> EXERCISE BRIEF
Within the listing below, locate all lines containing the word "учреждениям". Copy each one.

[Records]
* * * * * * *

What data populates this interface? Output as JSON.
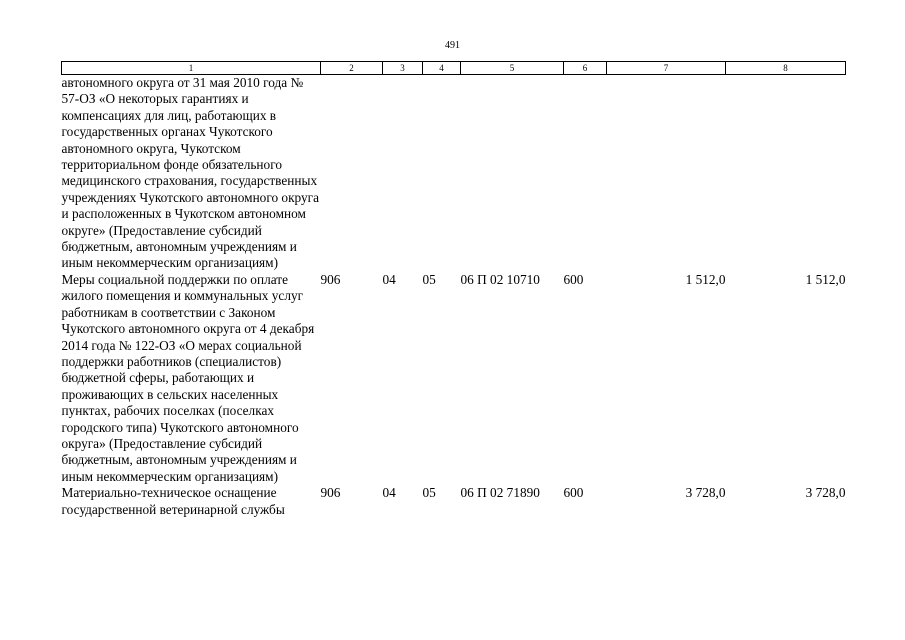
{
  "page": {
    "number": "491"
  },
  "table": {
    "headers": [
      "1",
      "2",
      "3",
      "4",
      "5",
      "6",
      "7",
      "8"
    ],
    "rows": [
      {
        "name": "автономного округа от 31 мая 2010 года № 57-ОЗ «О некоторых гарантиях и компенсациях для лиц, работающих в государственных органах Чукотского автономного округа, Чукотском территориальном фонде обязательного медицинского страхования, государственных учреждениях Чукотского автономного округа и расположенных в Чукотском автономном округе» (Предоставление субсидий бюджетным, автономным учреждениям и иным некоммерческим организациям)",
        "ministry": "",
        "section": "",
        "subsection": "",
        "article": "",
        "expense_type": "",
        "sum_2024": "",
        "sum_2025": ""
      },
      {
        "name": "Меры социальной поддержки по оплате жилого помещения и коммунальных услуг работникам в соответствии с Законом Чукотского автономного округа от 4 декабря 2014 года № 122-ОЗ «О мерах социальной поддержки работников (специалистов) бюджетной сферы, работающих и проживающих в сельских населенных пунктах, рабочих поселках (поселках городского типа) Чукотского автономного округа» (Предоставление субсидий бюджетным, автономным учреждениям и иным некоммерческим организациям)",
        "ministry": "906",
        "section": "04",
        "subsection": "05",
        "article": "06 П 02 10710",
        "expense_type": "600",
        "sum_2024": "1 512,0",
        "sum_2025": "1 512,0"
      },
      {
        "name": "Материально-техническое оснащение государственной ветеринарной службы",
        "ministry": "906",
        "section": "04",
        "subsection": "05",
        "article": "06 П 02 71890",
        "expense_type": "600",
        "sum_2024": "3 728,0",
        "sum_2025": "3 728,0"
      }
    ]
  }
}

* * * * * * *

> SOLUTION FOR THIS TASK
        "name": "автономного округа от 31 мая 2010 года № 57-ОЗ «О некоторых гарантиях и компенсациях для лиц, работающих в государственных органах Чукотского автономного округа, Чукотском территориальном фонде обязательного медицинского страхования, государственных учреждениях Чукотского автономного округа и расположенных в Чукотском автономном округе» (Предоставление субсидий бюджетным, автономным учреждениям и иным некоммерческим организациям)",
        "name": "Меры социальной поддержки по оплате жилого помещения и коммунальных услуг работникам в соответствии с Законом Чукотского автономного округа от 4 декабря 2014 года № 122-ОЗ «О мерах социальной поддержки работников (специалистов) бюджетной сферы, работающих и проживающих в сельских населенных пунктах, рабочих поселках (поселках городского типа) Чукотского автономного округа» (Предоставление субсидий бюджетным, автономным учреждениям и иным некоммерческим организациям)",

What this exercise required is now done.